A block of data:
######
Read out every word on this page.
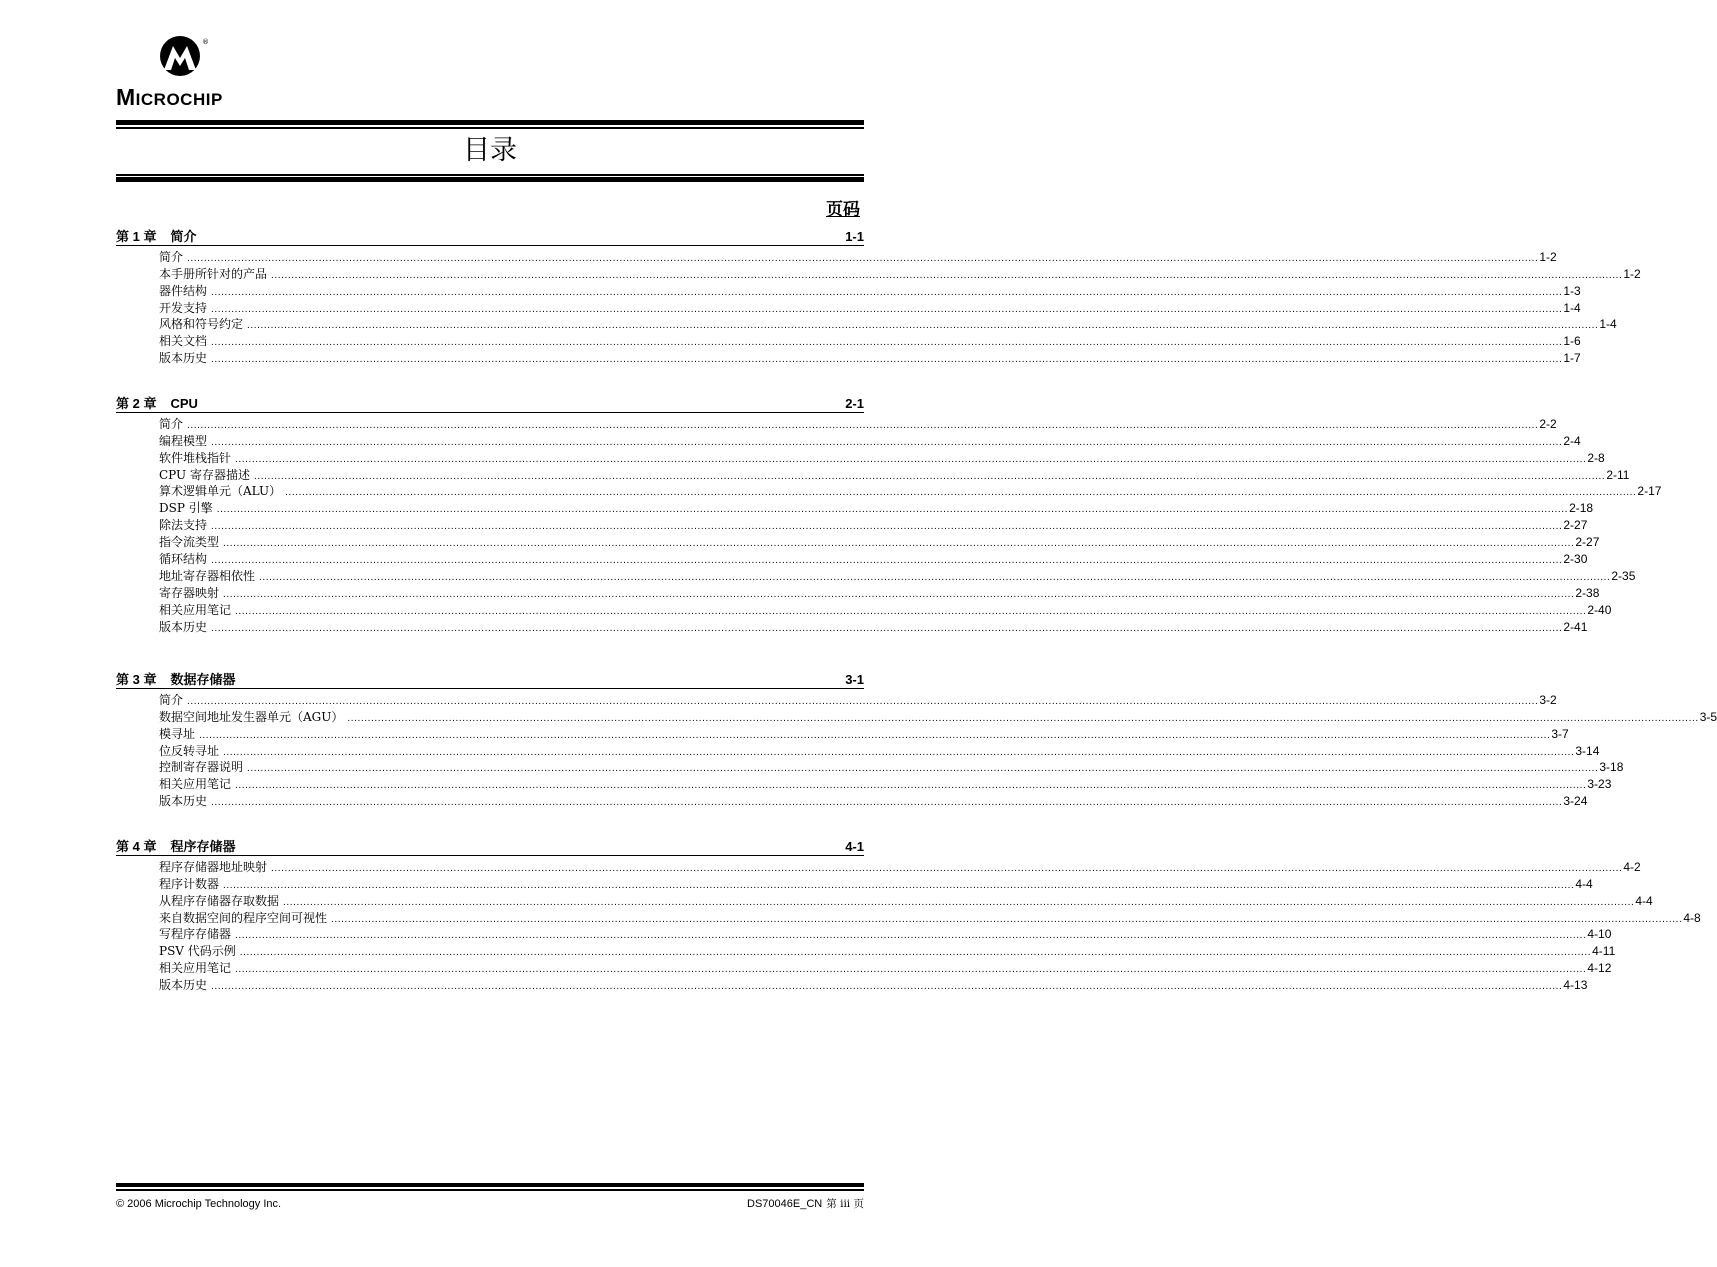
®
MICROCHIP
目录
页码
第 1 章 简介	1-1
简介 ................................................................................................................................................................................................................................................................................................................................................................................................................ 1-2
本手册所针对的产品 ................................................................................................................................................................................................................................................................................................................................................................................................................ 1-2
器件结构 ................................................................................................................................................................................................................................................................................................................................................................................................................ 1-3
开发支持 ................................................................................................................................................................................................................................................................................................................................................................................................................ 1-4
风格和符号约定 ................................................................................................................................................................................................................................................................................................................................................................................................................ 1-4
相关文档 ................................................................................................................................................................................................................................................................................................................................................................................................................ 1-6
版本历史 ................................................................................................................................................................................................................................................................................................................................................................................................................ 1-7
第 2 章 CPU	2-1
简介 ................................................................................................................................................................................................................................................................................................................................................................................................................ 2-2
编程模型 ................................................................................................................................................................................................................................................................................................................................................................................................................ 2-4
软件堆栈指针 ................................................................................................................................................................................................................................................................................................................................................................................................................ 2-8
CPU 寄存器描述 ................................................................................................................................................................................................................................................................................................................................................................................................................ 2-11
算术逻辑单元（ALU） ................................................................................................................................................................................................................................................................................................................................................................................................................ 2-17
DSP 引擎 ................................................................................................................................................................................................................................................................................................................................................................................................................ 2-18
除法支持 ................................................................................................................................................................................................................................................................................................................................................................................................................ 2-27
指令流类型 ................................................................................................................................................................................................................................................................................................................................................................................................................ 2-27
循环结构 ................................................................................................................................................................................................................................................................................................................................................................................................................ 2-30
地址寄存器相依性 ................................................................................................................................................................................................................................................................................................................................................................................................................ 2-35
寄存器映射 ................................................................................................................................................................................................................................................................................................................................................................................................................ 2-38
相关应用笔记 ................................................................................................................................................................................................................................................................................................................................................................................................................ 2-40
版本历史 ................................................................................................................................................................................................................................................................................................................................................................................................................ 2-41
第 3 章 数据存储器	3-1
简介 ................................................................................................................................................................................................................................................................................................................................................................................................................ 3-2
数据空间地址发生器单元（AGU） ................................................................................................................................................................................................................................................................................................................................................................................................................ 3-5
模寻址 ................................................................................................................................................................................................................................................................................................................................................................................................................ 3-7
位反转寻址 ................................................................................................................................................................................................................................................................................................................................................................................................................ 3-14
控制寄存器说明 ................................................................................................................................................................................................................................................................................................................................................................................................................ 3-18
相关应用笔记 ................................................................................................................................................................................................................................................................................................................................................................................................................ 3-23
版本历史 ................................................................................................................................................................................................................................................................................................................................................................................................................ 3-24
第 4 章 程序存储器	4-1
程序存储器地址映射 ................................................................................................................................................................................................................................................................................................................................................................................................................ 4-2
程序计数器 ................................................................................................................................................................................................................................................................................................................................................................................................................ 4-4
从程序存储器存取数据 ................................................................................................................................................................................................................................................................................................................................................................................................................ 4-4
来自数据空间的程序空间可视性 ................................................................................................................................................................................................................................................................................................................................................................................................................ 4-8
写程序存储器 ................................................................................................................................................................................................................................................................................................................................................................................................................ 4-10
PSV 代码示例 ................................................................................................................................................................................................................................................................................................................................................................................................................ 4-11
相关应用笔记 ................................................................................................................................................................................................................................................................................................................................................................................................................ 4-12
版本历史 ................................................................................................................................................................................................................................................................................................................................................................................................................ 4-13
© 2006 Microchip Technology Inc.	DS70046E_CN 第 iii 页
######
Each entry gets copied exactly; the pictures stay out.

Read out every word on this page.
®
MICROCHIP
目录
页码
第 1 章 简介	1-1
简介 ................................................................................................................................................................................................................................................................................................................................................................................................................ 1-2
本手册所针对的产品 ................................................................................................................................................................................................................................................................................................................................................................................................................ 1-2
器件结构 ................................................................................................................................................................................................................................................................................................................................................................................................................ 1-3
开发支持 ................................................................................................................................................................................................................................................................................................................................................................................................................ 1-4
风格和符号约定 ................................................................................................................................................................................................................................................................................................................................................................................................................ 1-4
相关文档 ................................................................................................................................................................................................................................................................................................................................................................................................................ 1-6
版本历史 ................................................................................................................................................................................................................................................................................................................................................................................................................ 1-7
第 2 章 CPU	2-1
简介 ................................................................................................................................................................................................................................................................................................................................................................................................................ 2-2
编程模型 ................................................................................................................................................................................................................................................................................................................................................................................................................ 2-4
软件堆栈指针 ................................................................................................................................................................................................................................................................................................................................................................................................................ 2-8
CPU 寄存器描述 ................................................................................................................................................................................................................................................................................................................................................................................................................ 2-11
算术逻辑单元（ALU） ................................................................................................................................................................................................................................................................................................................................................................................................................ 2-17
DSP 引擎 ................................................................................................................................................................................................................................................................................................................................................................................................................ 2-18
除法支持 ................................................................................................................................................................................................................................................................................................................................................................................................................ 2-27
指令流类型 ................................................................................................................................................................................................................................................................................................................................................................................................................ 2-27
循环结构 ................................................................................................................................................................................................................................................................................................................................................................................................................ 2-30
地址寄存器相依性 ................................................................................................................................................................................................................................................................................................................................................................................................................ 2-35
寄存器映射 ................................................................................................................................................................................................................................................................................................................................................................................................................ 2-38
相关应用笔记 ................................................................................................................................................................................................................................................................................................................................................................................................................ 2-40
版本历史 ................................................................................................................................................................................................................................................................................................................................................................................................................ 2-41
第 3 章 数据存储器	3-1
简介 ................................................................................................................................................................................................................................................................................................................................................................................................................ 3-2
数据空间地址发生器单元（AGU） ................................................................................................................................................................................................................................................................................................................................................................................................................ 3-5
模寻址 ................................................................................................................................................................................................................................................................................................................................................................................................................ 3-7
位反转寻址 ................................................................................................................................................................................................................................................................................................................................................................................................................ 3-14
控制寄存器说明 ................................................................................................................................................................................................................................................................................................................................................................................................................ 3-18
相关应用笔记 ................................................................................................................................................................................................................................................................................................................................................................................................................ 3-23
版本历史 ................................................................................................................................................................................................................................................................................................................................................................................................................ 3-24
第 4 章 程序存储器	4-1
程序存储器地址映射 ................................................................................................................................................................................................................................................................................................................................................................................................................ 4-2
程序计数器 ................................................................................................................................................................................................................................................................................................................................................................................................................ 4-4
从程序存储器存取数据 ................................................................................................................................................................................................................................................................................................................................................................................................................ 4-4
来自数据空间的程序空间可视性 ................................................................................................................................................................................................................................................................................................................................................................................................................ 4-8
写程序存储器 ................................................................................................................................................................................................................................................................................................................................................................................................................ 4-10
PSV 代码示例 ................................................................................................................................................................................................................................................................................................................................................................................................................ 4-11
相关应用笔记 ................................................................................................................................................................................................................................................................................................................................................................................................................ 4-12
版本历史 ................................................................................................................................................................................................................................................................................................................................................................................................................ 4-13
© 2006 Microchip Technology Inc.	DS70046E_CN 第 iii 页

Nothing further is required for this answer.